**Records**
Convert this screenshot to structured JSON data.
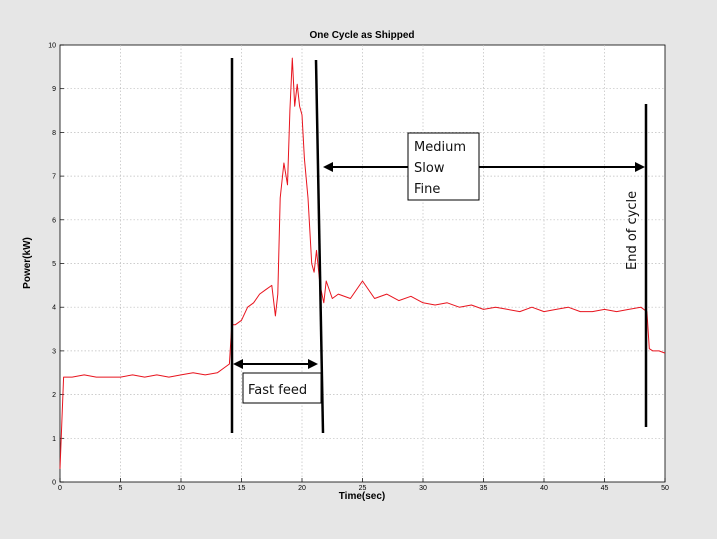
{
  "chart_data": {
    "type": "line",
    "title": "One Cycle as Shipped",
    "xlabel": "Time(sec)",
    "ylabel": "Power(kW)",
    "xlim": [
      0,
      50
    ],
    "ylim": [
      0,
      10
    ],
    "xticks": [
      "0",
      "5",
      "10",
      "15",
      "20",
      "25",
      "30",
      "35",
      "40",
      "45",
      "50"
    ],
    "yticks": [
      "0",
      "1",
      "2",
      "3",
      "4",
      "5",
      "6",
      "7",
      "8",
      "9",
      "10"
    ],
    "grid": true,
    "series": [
      {
        "color": "#e8141e",
        "x": [
          0,
          0.3,
          1,
          2,
          3,
          4,
          5,
          6,
          7,
          8,
          9,
          10,
          11,
          12,
          13,
          13.5,
          14,
          14.2,
          14.5,
          15,
          15.5,
          16,
          16.5,
          17,
          17.5,
          17.8,
          18,
          18.2,
          18.5,
          18.8,
          19,
          19.2,
          19.4,
          19.6,
          19.8,
          20,
          20.2,
          20.5,
          20.8,
          21,
          21.2,
          21.5,
          21.8,
          22,
          22.5,
          23,
          24,
          25,
          26,
          27,
          28,
          29,
          30,
          31,
          32,
          33,
          34,
          35,
          36,
          37,
          38,
          39,
          40,
          41,
          42,
          43,
          44,
          45,
          46,
          47,
          48,
          48.5,
          48.7,
          49,
          49.5,
          50
        ],
        "y": [
          0.3,
          2.4,
          2.4,
          2.45,
          2.4,
          2.4,
          2.4,
          2.45,
          2.4,
          2.45,
          2.4,
          2.45,
          2.5,
          2.45,
          2.5,
          2.6,
          2.7,
          3.6,
          3.6,
          3.7,
          4.0,
          4.1,
          4.3,
          4.4,
          4.5,
          3.8,
          4.3,
          6.5,
          7.3,
          6.8,
          8.5,
          9.7,
          8.6,
          9.1,
          8.6,
          8.4,
          7.4,
          6.5,
          5.0,
          4.8,
          5.3,
          4.5,
          4.1,
          4.6,
          4.2,
          4.3,
          4.2,
          4.6,
          4.2,
          4.3,
          4.15,
          4.25,
          4.1,
          4.05,
          4.1,
          4.0,
          4.05,
          3.95,
          4.0,
          3.95,
          3.9,
          4.0,
          3.9,
          3.95,
          4.0,
          3.9,
          3.9,
          3.95,
          3.9,
          3.95,
          4.0,
          3.9,
          3.05,
          3.0,
          3.0,
          2.95
        ]
      }
    ],
    "annotations": {
      "fast_feed": "Fast feed",
      "medium_lines": [
        "Medium",
        "Slow",
        "Fine"
      ],
      "end_of_cycle": "End of cycle"
    }
  }
}
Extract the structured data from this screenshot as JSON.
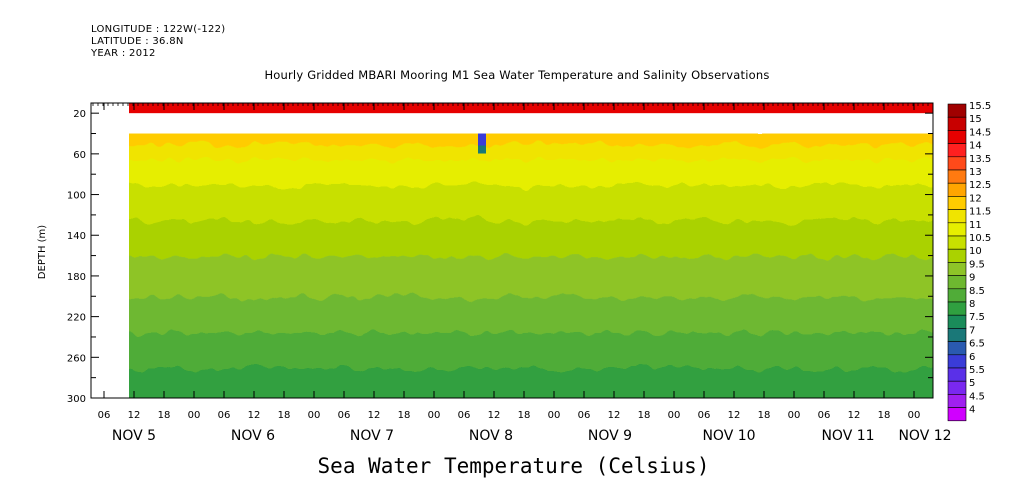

**Required work**
From the records above, pull out every line containing the word "structured".

**Solution to the problem**
Convert this screenshot to structured JSON data.
Extract the structured data from this screenshot as JSON.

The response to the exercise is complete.